------ Exercise inputs

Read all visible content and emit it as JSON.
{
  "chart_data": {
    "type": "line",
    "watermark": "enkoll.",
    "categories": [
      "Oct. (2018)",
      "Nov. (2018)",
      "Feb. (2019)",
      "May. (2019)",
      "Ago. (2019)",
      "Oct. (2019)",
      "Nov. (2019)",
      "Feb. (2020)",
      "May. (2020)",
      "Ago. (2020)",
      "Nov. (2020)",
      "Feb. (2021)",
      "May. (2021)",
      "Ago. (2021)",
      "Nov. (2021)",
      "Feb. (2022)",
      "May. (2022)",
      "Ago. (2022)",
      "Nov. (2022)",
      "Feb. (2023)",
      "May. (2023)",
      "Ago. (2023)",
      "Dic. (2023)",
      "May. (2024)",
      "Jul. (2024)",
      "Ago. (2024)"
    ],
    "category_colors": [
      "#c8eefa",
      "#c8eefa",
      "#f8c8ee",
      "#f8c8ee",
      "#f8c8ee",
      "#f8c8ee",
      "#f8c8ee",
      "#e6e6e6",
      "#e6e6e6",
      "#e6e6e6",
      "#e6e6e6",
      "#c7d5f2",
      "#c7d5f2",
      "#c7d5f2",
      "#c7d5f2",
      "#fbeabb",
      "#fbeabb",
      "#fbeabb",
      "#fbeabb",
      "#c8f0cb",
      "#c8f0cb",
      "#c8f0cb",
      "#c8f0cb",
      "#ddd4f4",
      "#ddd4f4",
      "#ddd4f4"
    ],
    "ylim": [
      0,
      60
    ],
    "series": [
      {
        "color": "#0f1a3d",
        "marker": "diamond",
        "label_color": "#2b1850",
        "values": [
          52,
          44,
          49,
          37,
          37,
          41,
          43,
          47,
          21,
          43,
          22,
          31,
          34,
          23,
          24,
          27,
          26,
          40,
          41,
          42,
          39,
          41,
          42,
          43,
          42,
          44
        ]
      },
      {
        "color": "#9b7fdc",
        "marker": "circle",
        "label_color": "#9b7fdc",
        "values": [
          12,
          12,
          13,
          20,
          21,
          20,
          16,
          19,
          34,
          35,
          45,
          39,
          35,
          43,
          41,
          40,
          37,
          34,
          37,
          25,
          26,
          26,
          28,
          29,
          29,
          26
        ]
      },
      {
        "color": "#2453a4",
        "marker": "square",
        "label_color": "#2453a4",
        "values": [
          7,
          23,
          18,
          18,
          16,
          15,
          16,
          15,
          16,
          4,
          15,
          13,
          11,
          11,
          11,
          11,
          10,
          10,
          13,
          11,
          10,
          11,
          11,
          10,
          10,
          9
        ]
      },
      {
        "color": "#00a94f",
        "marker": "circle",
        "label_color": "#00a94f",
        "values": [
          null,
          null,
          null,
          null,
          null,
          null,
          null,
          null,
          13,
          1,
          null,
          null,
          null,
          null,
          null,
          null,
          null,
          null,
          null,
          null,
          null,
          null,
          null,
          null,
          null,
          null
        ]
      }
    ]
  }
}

------------

Output an exact copy of each record.

## Solution below
Read all visible content and emit it as JSON.
{
  "chart_data": {
    "type": "line",
    "watermark": "enkoll.",
    "categories": [
      "Oct. (2018)",
      "Nov. (2018)",
      "Feb. (2019)",
      "May. (2019)",
      "Ago. (2019)",
      "Oct. (2019)",
      "Nov. (2019)",
      "Feb. (2020)",
      "May. (2020)",
      "Ago. (2020)",
      "Nov. (2020)",
      "Feb. (2021)",
      "May. (2021)",
      "Ago. (2021)",
      "Nov. (2021)",
      "Feb. (2022)",
      "May. (2022)",
      "Ago. (2022)",
      "Nov. (2022)",
      "Feb. (2023)",
      "May. (2023)",
      "Ago. (2023)",
      "Dic. (2023)",
      "May. (2024)",
      "Jul. (2024)",
      "Ago. (2024)"
    ],
    "category_colors": [
      "#c8eefa",
      "#c8eefa",
      "#f8c8ee",
      "#f8c8ee",
      "#f8c8ee",
      "#f8c8ee",
      "#f8c8ee",
      "#e6e6e6",
      "#e6e6e6",
      "#e6e6e6",
      "#e6e6e6",
      "#c7d5f2",
      "#c7d5f2",
      "#c7d5f2",
      "#c7d5f2",
      "#fbeabb",
      "#fbeabb",
      "#fbeabb",
      "#fbeabb",
      "#c8f0cb",
      "#c8f0cb",
      "#c8f0cb",
      "#c8f0cb",
      "#ddd4f4",
      "#ddd4f4",
      "#ddd4f4"
    ],
    "ylim": [
      0,
      60
    ],
    "series": [
      {
        "color": "#0f1a3d",
        "marker": "diamond",
        "label_color": "#2b1850",
        "values": [
          52,
          44,
          49,
          37,
          37,
          41,
          43,
          47,
          21,
          43,
          22,
          31,
          34,
          23,
          24,
          27,
          26,
          40,
          41,
          42,
          39,
          41,
          42,
          43,
          42,
          44
        ]
      },
      {
        "color": "#9b7fdc",
        "marker": "circle",
        "label_color": "#9b7fdc",
        "values": [
          12,
          12,
          13,
          20,
          21,
          20,
          16,
          19,
          34,
          35,
          45,
          39,
          35,
          43,
          41,
          40,
          37,
          34,
          37,
          25,
          26,
          26,
          28,
          29,
          29,
          26
        ]
      },
      {
        "color": "#2453a4",
        "marker": "square",
        "label_color": "#2453a4",
        "values": [
          7,
          23,
          18,
          18,
          16,
          15,
          16,
          15,
          16,
          4,
          15,
          13,
          11,
          11,
          11,
          11,
          10,
          10,
          13,
          11,
          10,
          11,
          11,
          10,
          10,
          9
        ]
      },
      {
        "color": "#00a94f",
        "marker": "circle",
        "label_color": "#00a94f",
        "values": [
          null,
          null,
          null,
          null,
          null,
          null,
          null,
          null,
          13,
          1,
          null,
          null,
          null,
          null,
          null,
          null,
          null,
          null,
          null,
          null,
          null,
          null,
          null,
          null,
          null,
          null
        ]
      }
    ]
  }
}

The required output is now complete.